# START OF Data to use

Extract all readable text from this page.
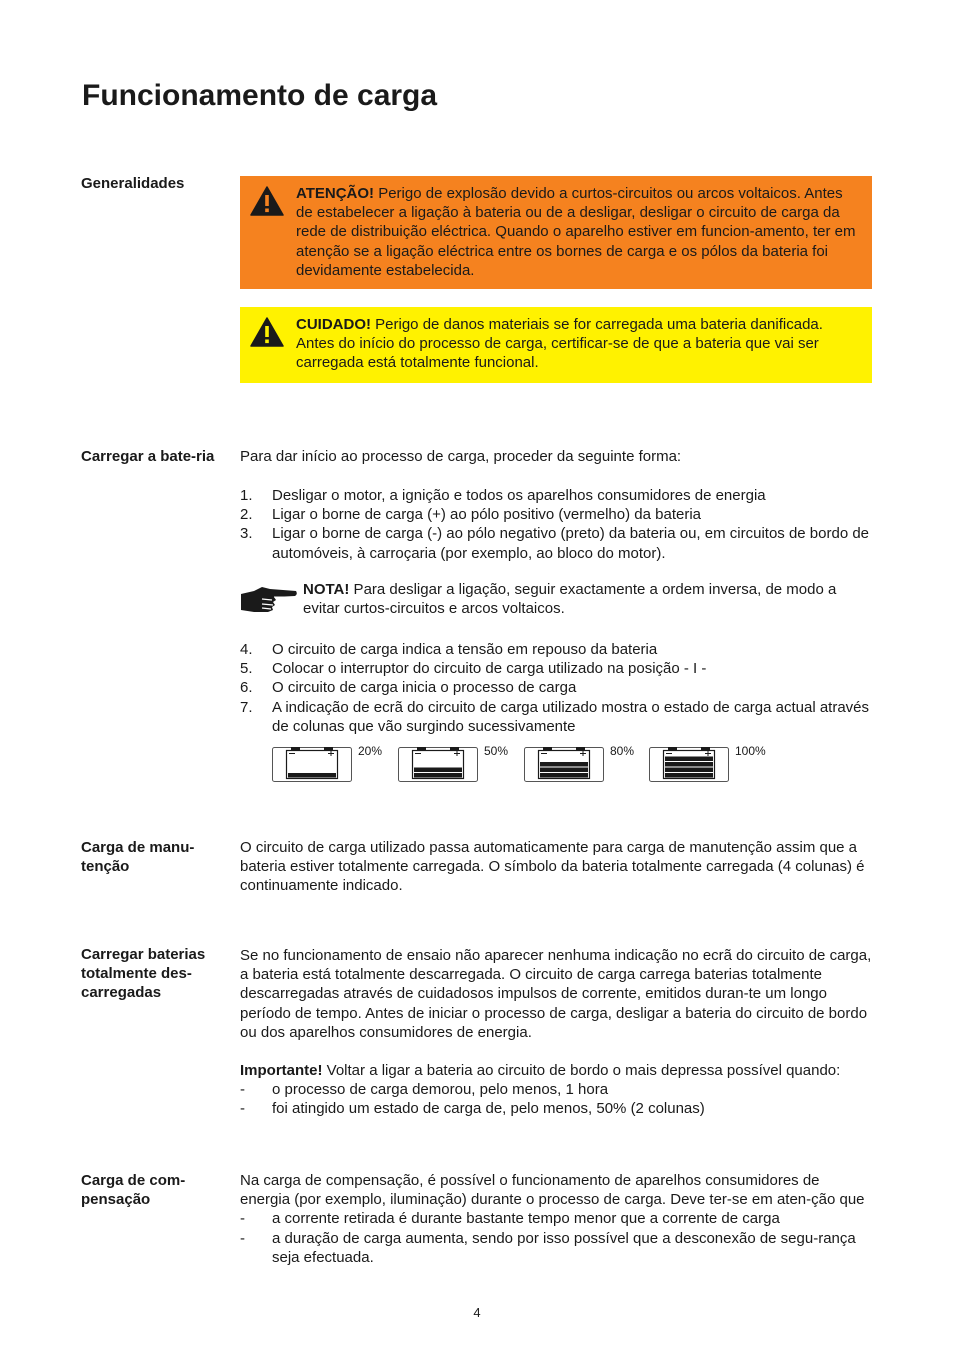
Funcionamento de carga
Generalidades

ATENÇÃO! Perigo de explosão devido a curtos-circuitos ou arcos voltaicos. Antes de estabelecer a ligação à bateria ou de a desligar, desligar o circuito de carga da rede de distribuição eléctrica. Quando o aparelho estiver em funcion-amento, ter em atenção se a ligação eléctrica entre os bornes de carga e os pólos da bateria foi devidamente estabelecida.

CUIDADO! Perigo de danos materiais se for carregada uma bateria danificada. Antes do início do processo de carga, certificar-se de que a bateria que vai ser carregada está totalmente funcional.

Carregar a bate-ria	Para dar início ao processo de carga, proceder da seguinte forma:

1. Desligar o motor, a ignição e todos os aparelhos consumidores de energia
2. Ligar o borne de carga (+) ao pólo positivo (vermelho) da bateria
3. Ligar o borne de carga (-) ao pólo negativo (preto) da bateria ou, em circuitos de bordo de automóveis, à carroçaria (por exemplo, ao bloco do motor).

NOTA! Para desligar a ligação, seguir exactamente a ordem inversa, de modo a evitar curtos-circuitos e arcos voltaicos.

4. O circuito de carga indica a tensão em repouso da bateria
5. Colocar o interruptor do circuito de carga utilizado na posição - I -
6. O circuito de carga inicia o processo de carga
7. A indicação de ecrã do circuito de carga utilizado mostra o estado de carga actual através de colunas que vão surgindo sucessivamente
20%	50%	80%	100%
Carga de manu-tenção

O circuito de carga utilizado passa automaticamente para carga de manutenção assim que a bateria estiver totalmente carregada. O símbolo da bateria totalmente carregada (4 colunas) é continuamente indicado.

Carregar baterias totalmente des-carregadas

Se no funcionamento de ensaio não aparecer nenhuma indicação no ecrã do circuito de carga, a bateria está totalmente descarregada. O circuito de carga carrega baterias totalmente descarregadas através de cuidadosos impulsos de corrente, emitidos duran-te um longo período de tempo. Antes de iniciar o processo de carga, desligar a bateria do circuito de bordo ou dos aparelhos consumidores de energia.

Importante! Voltar a ligar a bateria ao circuito de bordo o mais depressa possível quando:

- o processo de carga demorou, pelo menos, 1 hora
- foi atingido um estado de carga de, pelo menos, 50% (2 colunas)
Carga de com-pensação

Na carga de compensação, é possível o funcionamento de aparelhos consumidores de energia (por exemplo, iluminação) durante o processo de carga. Deve ter-se em aten-ção que

- a corrente retirada é durante bastante tempo menor que a corrente de carga
- a duração de carga aumenta, sendo por isso possível que a desconexão de segu-rança seja efectuada.
4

# END OF Data to use

Exercise instructions:
Above are the records; reproduce them exactly and leave out the pictures.

Answer to this task:
Extract all readable text from this page.
Funcionamento de carga
Generalidades

ATENÇÃO! Perigo de explosão devido a curtos-circuitos ou arcos voltaicos. Antes de estabelecer a ligação à bateria ou de a desligar, desligar o circuito de carga da rede de distribuição eléctrica. Quando o aparelho estiver em funcion-amento, ter em atenção se a ligação eléctrica entre os bornes de carga e os pólos da bateria foi devidamente estabelecida.

CUIDADO! Perigo de danos materiais se for carregada uma bateria danificada. Antes do início do processo de carga, certificar-se de que a bateria que vai ser carregada está totalmente funcional.

Carregar a bate-ria	Para dar início ao processo de carga, proceder da seguinte forma:

1. Desligar o motor, a ignição e todos os aparelhos consumidores de energia
2. Ligar o borne de carga (+) ao pólo positivo (vermelho) da bateria
3. Ligar o borne de carga (-) ao pólo negativo (preto) da bateria ou, em circuitos de bordo de automóveis, à carroçaria (por exemplo, ao bloco do motor).

NOTA! Para desligar a ligação, seguir exactamente a ordem inversa, de modo a evitar curtos-circuitos e arcos voltaicos.

4. O circuito de carga indica a tensão em repouso da bateria
5. Colocar o interruptor do circuito de carga utilizado na posição - I -
6. O circuito de carga inicia o processo de carga
7. A indicação de ecrã do circuito de carga utilizado mostra o estado de carga actual através de colunas que vão surgindo sucessivamente
20%	50%	80%	100%
Carga de manu-tenção

O circuito de carga utilizado passa automaticamente para carga de manutenção assim que a bateria estiver totalmente carregada. O símbolo da bateria totalmente carregada (4 colunas) é continuamente indicado.

Carregar baterias totalmente des-carregadas

Se no funcionamento de ensaio não aparecer nenhuma indicação no ecrã do circuito de carga, a bateria está totalmente descarregada. O circuito de carga carrega baterias totalmente descarregadas através de cuidadosos impulsos de corrente, emitidos duran-te um longo período de tempo. Antes de iniciar o processo de carga, desligar a bateria do circuito de bordo ou dos aparelhos consumidores de energia.

Importante! Voltar a ligar a bateria ao circuito de bordo o mais depressa possível quando:

- o processo de carga demorou, pelo menos, 1 hora
- foi atingido um estado de carga de, pelo menos, 50% (2 colunas)
Carga de com-pensação

Na carga de compensação, é possível o funcionamento de aparelhos consumidores de energia (por exemplo, iluminação) durante o processo de carga. Deve ter-se em aten-ção que

- a corrente retirada é durante bastante tempo menor que a corrente de carga
- a duração de carga aumenta, sendo por isso possível que a desconexão de segu-rança seja efectuada.
4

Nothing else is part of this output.